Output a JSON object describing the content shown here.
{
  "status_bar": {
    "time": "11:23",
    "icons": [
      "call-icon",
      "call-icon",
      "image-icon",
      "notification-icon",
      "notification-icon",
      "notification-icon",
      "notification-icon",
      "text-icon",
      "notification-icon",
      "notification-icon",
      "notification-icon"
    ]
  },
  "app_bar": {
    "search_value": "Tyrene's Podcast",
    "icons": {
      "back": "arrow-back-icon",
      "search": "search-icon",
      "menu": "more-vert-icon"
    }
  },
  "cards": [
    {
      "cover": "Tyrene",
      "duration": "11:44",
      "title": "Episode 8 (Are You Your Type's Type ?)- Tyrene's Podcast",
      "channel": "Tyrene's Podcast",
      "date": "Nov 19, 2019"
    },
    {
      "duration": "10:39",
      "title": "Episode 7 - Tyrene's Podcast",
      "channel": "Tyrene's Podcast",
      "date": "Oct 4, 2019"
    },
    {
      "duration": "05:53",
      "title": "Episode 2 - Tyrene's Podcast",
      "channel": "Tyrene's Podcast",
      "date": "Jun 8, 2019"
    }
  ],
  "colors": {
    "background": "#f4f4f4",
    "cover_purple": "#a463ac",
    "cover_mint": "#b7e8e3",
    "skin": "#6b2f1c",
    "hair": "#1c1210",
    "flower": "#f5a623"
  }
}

________

WORK TO BE COMPLETED: Filter the records, keeping only lines that contain "date", and show those lines.

COMPLETED EXERCISE:
      "date": "Nov 19, 2019"
      "date": "Oct 4, 2019"
      "date": "Jun 8, 2019"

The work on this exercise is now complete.